=== Activity ===
Each entry, as given, must be output unchanged.

Saved data entries

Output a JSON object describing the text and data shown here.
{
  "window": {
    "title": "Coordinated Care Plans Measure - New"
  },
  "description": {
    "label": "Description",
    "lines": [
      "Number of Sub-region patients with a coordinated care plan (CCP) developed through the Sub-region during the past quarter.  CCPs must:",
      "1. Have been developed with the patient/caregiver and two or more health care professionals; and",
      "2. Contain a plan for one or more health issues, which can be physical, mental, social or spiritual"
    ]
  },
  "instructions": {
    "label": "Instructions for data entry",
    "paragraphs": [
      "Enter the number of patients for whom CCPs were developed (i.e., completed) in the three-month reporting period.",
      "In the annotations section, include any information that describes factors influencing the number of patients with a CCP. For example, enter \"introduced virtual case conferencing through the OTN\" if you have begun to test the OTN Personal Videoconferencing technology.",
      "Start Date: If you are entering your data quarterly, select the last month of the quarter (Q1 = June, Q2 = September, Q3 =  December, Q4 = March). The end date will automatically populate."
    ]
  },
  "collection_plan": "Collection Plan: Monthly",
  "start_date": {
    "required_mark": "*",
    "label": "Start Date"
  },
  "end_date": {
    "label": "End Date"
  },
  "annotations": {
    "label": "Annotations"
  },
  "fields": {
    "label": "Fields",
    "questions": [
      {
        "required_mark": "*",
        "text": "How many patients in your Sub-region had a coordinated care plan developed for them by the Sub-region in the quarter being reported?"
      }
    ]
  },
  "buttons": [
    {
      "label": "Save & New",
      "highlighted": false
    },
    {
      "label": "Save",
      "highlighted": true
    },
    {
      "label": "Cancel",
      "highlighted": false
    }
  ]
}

=== Written solution ===
Output a JSON object describing the text and data shown here.
{
  "window": {
    "title": "Coordinated Care Plans Measure - New"
  },
  "description": {
    "label": "Description",
    "lines": [
      "Number of Sub-region patients with a coordinated care plan (CCP) developed through the Sub-region during the past quarter.  CCPs must:",
      "1. Have been developed with the patient/caregiver and two or more health care professionals; and",
      "2. Contain a plan for one or more health issues, which can be physical, mental, social or spiritual"
    ]
  },
  "instructions": {
    "label": "Instructions for data entry",
    "paragraphs": [
      "Enter the number of patients for whom CCPs were developed (i.e., completed) in the three-month reporting period.",
      "In the annotations section, include any information that describes factors influencing the number of patients with a CCP. For example, enter \"introduced virtual case conferencing through the OTN\" if you have begun to test the OTN Personal Videoconferencing technology.",
      "Start Date: If you are entering your data quarterly, select the last month of the quarter (Q1 = June, Q2 = September, Q3 =  December, Q4 = March). The end date will automatically populate."
    ]
  },
  "collection_plan": "Collection Plan: Monthly",
  "start_date": {
    "required_mark": "*",
    "label": "Start Date"
  },
  "end_date": {
    "label": "End Date"
  },
  "annotations": {
    "label": "Annotations"
  },
  "fields": {
    "label": "Fields",
    "questions": [
      {
        "required_mark": "*",
        "text": "How many patients in your Sub-region had a coordinated care plan developed for them by the Sub-region in the quarter being reported?"
      }
    ]
  },
  "buttons": [
    {
      "label": "Save & New",
      "highlighted": false
    },
    {
      "label": "Save",
      "highlighted": true
    },
    {
      "label": "Cancel",
      "highlighted": false
    }
  ]
}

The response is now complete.